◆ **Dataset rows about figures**
____
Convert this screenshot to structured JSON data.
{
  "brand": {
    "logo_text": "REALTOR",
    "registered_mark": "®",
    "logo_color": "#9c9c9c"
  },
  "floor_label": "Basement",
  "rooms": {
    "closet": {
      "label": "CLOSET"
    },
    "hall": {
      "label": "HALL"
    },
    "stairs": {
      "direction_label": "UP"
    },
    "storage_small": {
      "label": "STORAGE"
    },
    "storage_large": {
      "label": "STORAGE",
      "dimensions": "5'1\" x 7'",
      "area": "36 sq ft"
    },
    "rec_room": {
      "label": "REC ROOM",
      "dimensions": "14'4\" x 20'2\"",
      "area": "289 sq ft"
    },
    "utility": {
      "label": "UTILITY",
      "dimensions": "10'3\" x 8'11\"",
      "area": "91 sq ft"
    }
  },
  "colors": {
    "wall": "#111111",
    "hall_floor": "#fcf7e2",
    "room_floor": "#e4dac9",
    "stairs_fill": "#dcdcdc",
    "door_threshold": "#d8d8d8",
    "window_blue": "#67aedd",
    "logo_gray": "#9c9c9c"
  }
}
____
Look through the entries and return every line where "area" appears.

◆ **Written solution**
      "area": "36 sq ft"
      "area": "289 sq ft"
      "area": "91 sq ft"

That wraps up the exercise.